• Goal: Report every line in the listing that contains the string "icon".

# The data start

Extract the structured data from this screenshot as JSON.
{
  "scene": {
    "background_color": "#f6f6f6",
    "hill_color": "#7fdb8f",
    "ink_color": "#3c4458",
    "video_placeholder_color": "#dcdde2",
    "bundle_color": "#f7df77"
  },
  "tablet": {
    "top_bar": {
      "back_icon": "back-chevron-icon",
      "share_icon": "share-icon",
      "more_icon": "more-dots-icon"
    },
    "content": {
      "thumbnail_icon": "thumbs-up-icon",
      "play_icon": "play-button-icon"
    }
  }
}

# The data end

• Response:
      "back_icon": "back-chevron-icon",
      "share_icon": "share-icon",
      "more_icon": "more-dots-icon"
      "thumbnail_icon": "thumbs-up-icon",
      "play_icon": "play-button-icon"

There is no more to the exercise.